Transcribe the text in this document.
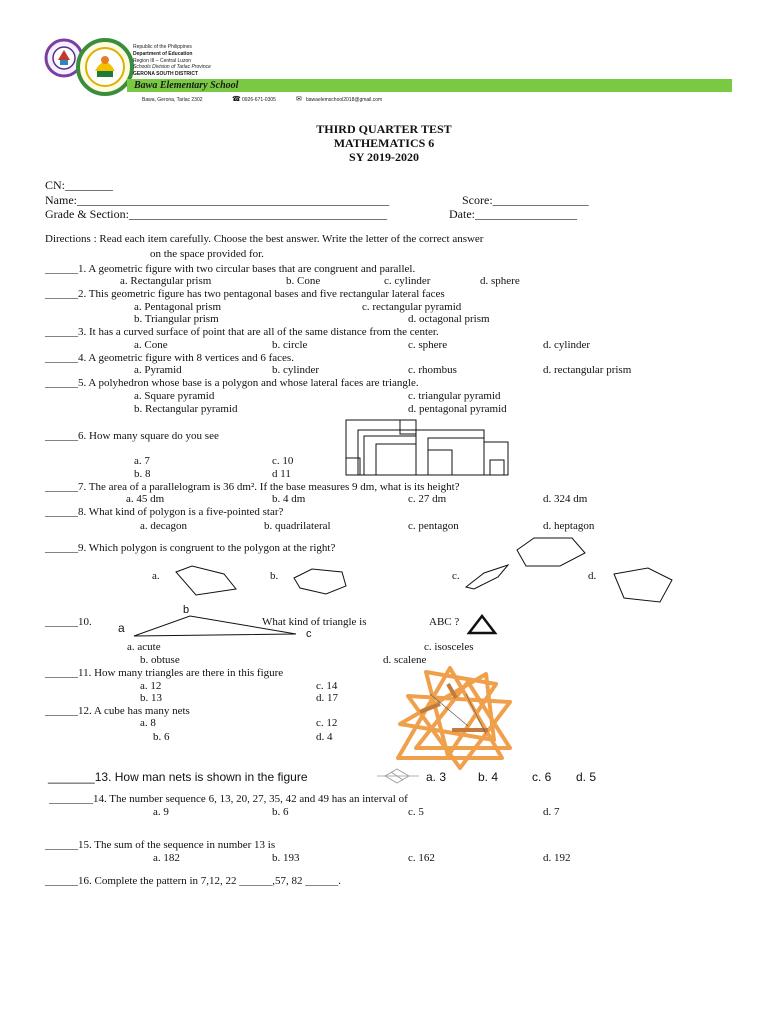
Republic of the Philippines
Department of Education
Region III – Central Luzon
Schools Division of Tarlac Province
GERONA SOUTH DISTRICT
Bawa Elementary School
Bawa, Gerona, Tarlac 2302	☎ 0926-671-0305	✉ bawaelemschool2018@gmail.com
THIRD QUARTER TEST
MATHEMATICS 6
SY 2019-2020
CN:________
Name:____________________________________________________	Score:________________
Grade & Section:___________________________________________	Date:_________________
Directions : Read each item carefully. Choose the best answer. Write the letter of the correct answer
on the space provided for.
______1. A geometric figure with two circular bases that are congruent and parallel.
a. Rectangular prism	b. Cone	c. cylinder	d. sphere
______2. This geometric figure has two pentagonal bases and five rectangular lateral faces
a. Pentagonal prism	c. rectangular pyramid
b. Triangular prism	d. octagonal prism
______3. It has a curved surface of point that are all of the same distance from the center.
a. Cone	b. circle	c. sphere	d. cylinder
______4. A geometric figure with 8 vertices and 6 faces.
a. Pyramid	b. cylinder	c. rhombus	d. rectangular prism
______5. A polyhedron whose base is a polygon and whose lateral faces are triangle.
a. Square pyramid	c. triangular pyramid
b. Rectangular pyramid	d. pentagonal pyramid
______6. How many square do you see
a. 7	c. 10
b. 8	d 11
______7. The area of a parallelogram is 36 dm². If the base measures 9 dm, what is its height?
a. 45 dm	b. 4 dm	c. 27 dm	d. 324 dm
______8. What kind of polygon is a five-pointed star?
a. decagon	b. quadrilateral	c. pentagon	d. heptagon
______9. Which polygon is congruent to the polygon at the right?
a.	b.	c.	d.
______10. a
b
c
What kind of triangle is	ABC ?
a. acute	c. isosceles
b. obtuse	d. scalene
______11. How many triangles are there in this figure
a. 12	c. 14
b. 13	d. 17
______12. A cube has many nets
a. 8	c. 12
b. 6	d. 4
_______13. How man nets is shown in the figure	a. 3	b. 4	c. 6 d. 5
________14. The number sequence 6, 13, 20, 27, 35, 42 and 49 has an interval of
a. 9	b. 6	c. 5	d. 7
______15. The sum of the sequence in number 13 is
a. 182	b. 193	c. 162	d. 192
______16. Complete the pattern in 7,12, 22 ______,57, 82 ______.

========

YOUR INSTRUCTIONS: Check every line in the material above for the string "Cone", then give only the number of lines that have it.

THE COMPLETED TASK: 2